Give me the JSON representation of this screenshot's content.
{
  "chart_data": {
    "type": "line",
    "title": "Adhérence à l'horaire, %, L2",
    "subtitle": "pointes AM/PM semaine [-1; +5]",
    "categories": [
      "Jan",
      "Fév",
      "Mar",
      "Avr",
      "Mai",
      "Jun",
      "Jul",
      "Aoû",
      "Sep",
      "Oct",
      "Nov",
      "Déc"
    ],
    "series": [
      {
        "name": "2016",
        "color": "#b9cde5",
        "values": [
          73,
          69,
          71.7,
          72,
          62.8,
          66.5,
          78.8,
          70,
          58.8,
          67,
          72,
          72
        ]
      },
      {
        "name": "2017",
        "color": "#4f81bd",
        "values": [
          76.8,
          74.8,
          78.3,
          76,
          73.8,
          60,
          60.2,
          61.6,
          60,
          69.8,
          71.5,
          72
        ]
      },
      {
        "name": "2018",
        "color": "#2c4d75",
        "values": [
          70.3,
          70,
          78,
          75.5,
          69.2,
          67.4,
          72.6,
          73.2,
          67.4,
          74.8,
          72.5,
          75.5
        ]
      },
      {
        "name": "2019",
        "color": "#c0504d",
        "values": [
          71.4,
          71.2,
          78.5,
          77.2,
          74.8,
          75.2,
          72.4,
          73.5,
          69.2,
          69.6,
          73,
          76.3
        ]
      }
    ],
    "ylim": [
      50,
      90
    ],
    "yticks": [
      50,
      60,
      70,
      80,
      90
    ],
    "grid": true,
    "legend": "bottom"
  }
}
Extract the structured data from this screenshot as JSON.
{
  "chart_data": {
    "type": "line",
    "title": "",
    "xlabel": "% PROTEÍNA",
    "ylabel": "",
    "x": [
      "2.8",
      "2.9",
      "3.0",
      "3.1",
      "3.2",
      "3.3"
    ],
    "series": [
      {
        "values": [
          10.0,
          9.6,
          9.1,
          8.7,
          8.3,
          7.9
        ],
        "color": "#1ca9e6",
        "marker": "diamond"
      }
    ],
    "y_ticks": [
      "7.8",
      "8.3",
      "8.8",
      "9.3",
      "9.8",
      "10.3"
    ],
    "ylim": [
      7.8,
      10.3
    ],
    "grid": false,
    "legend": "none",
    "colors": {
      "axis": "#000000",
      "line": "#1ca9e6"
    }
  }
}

_ _ _ _ _

Repeat only the lines running from the line that contains "Extract the structured" through the last line above, inclusive.

Extract the structured data from this screenshot as JSON.
{
  "chart_data": {
    "type": "line",
    "title": "",
    "xlabel": "% PROTEÍNA",
    "ylabel": "",
    "x": [
      "2.8",
      "2.9",
      "3.0",
      "3.1",
      "3.2",
      "3.3"
    ],
    "series": [
      {
        "values": [
          10.0,
          9.6,
          9.1,
          8.7,
          8.3,
          7.9
        ],
        "color": "#1ca9e6",
        "marker": "diamond"
      }
    ],
    "y_ticks": [
      "7.8",
      "8.3",
      "8.8",
      "9.3",
      "9.8",
      "10.3"
    ],
    "ylim": [
      7.8,
      10.3
    ],
    "grid": false,
    "legend": "none",
    "colors": {
      "axis": "#000000",
      "line": "#1ca9e6"
    }
  }
}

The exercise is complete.